• _Record set_
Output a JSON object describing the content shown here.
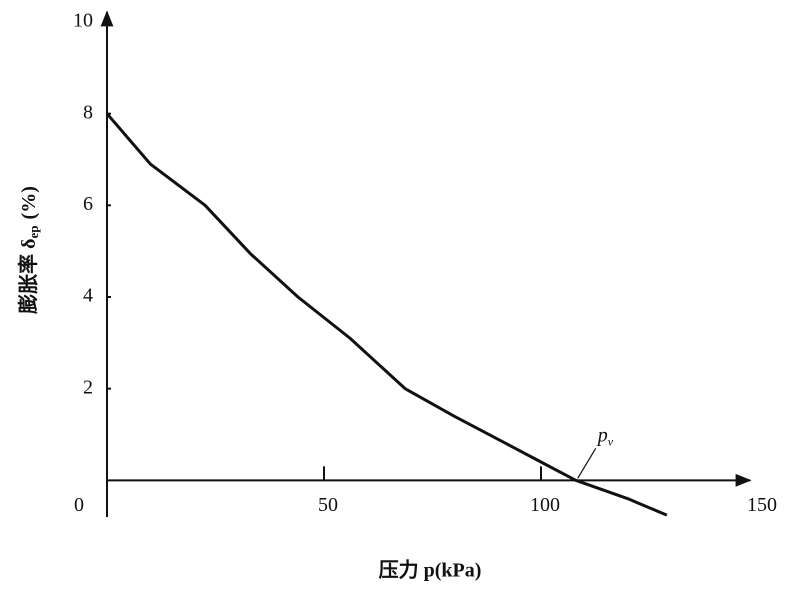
{
  "chart_data": {
    "type": "line",
    "x_label": "压力 p(kPa)",
    "y_label": {
      "text": "膨胀率 δ",
      "subscript": "ep",
      "unit": "(%)"
    },
    "annotation": {
      "text": "p",
      "subscript": "v"
    },
    "x": [
      0,
      10,
      22.6,
      33,
      44,
      56,
      68.7,
      80,
      90,
      100,
      108,
      120,
      129
    ],
    "series": [
      {
        "name": "膨胀率",
        "color": "#111111",
        "values": [
          8,
          6.9,
          6,
          4.95,
          4,
          3.1,
          2,
          1.4,
          0.9,
          0.4,
          0,
          -0.4,
          -0.76
        ]
      }
    ],
    "xlim": [
      0,
      150
    ],
    "ylim": [
      -0.8,
      10
    ],
    "xticks": [
      0,
      50,
      100,
      150
    ],
    "yticks": [
      2,
      4,
      6,
      8,
      10
    ],
    "grid": false
  }
}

• _Task to complete_
Your copy should repeat each entry above exactly but contain no pictures.

• _Exercise solution_
Output a JSON object describing the content shown here.
{
  "chart_data": {
    "type": "line",
    "x_label": "压力 p(kPa)",
    "y_label": {
      "text": "膨胀率 δ",
      "subscript": "ep",
      "unit": "(%)"
    },
    "annotation": {
      "text": "p",
      "subscript": "v"
    },
    "x": [
      0,
      10,
      22.6,
      33,
      44,
      56,
      68.7,
      80,
      90,
      100,
      108,
      120,
      129
    ],
    "series": [
      {
        "name": "膨胀率",
        "color": "#111111",
        "values": [
          8,
          6.9,
          6,
          4.95,
          4,
          3.1,
          2,
          1.4,
          0.9,
          0.4,
          0,
          -0.4,
          -0.76
        ]
      }
    ],
    "xlim": [
      0,
      150
    ],
    "ylim": [
      -0.8,
      10
    ],
    "xticks": [
      0,
      50,
      100,
      150
    ],
    "yticks": [
      2,
      4,
      6,
      8,
      10
    ],
    "grid": false
  }
}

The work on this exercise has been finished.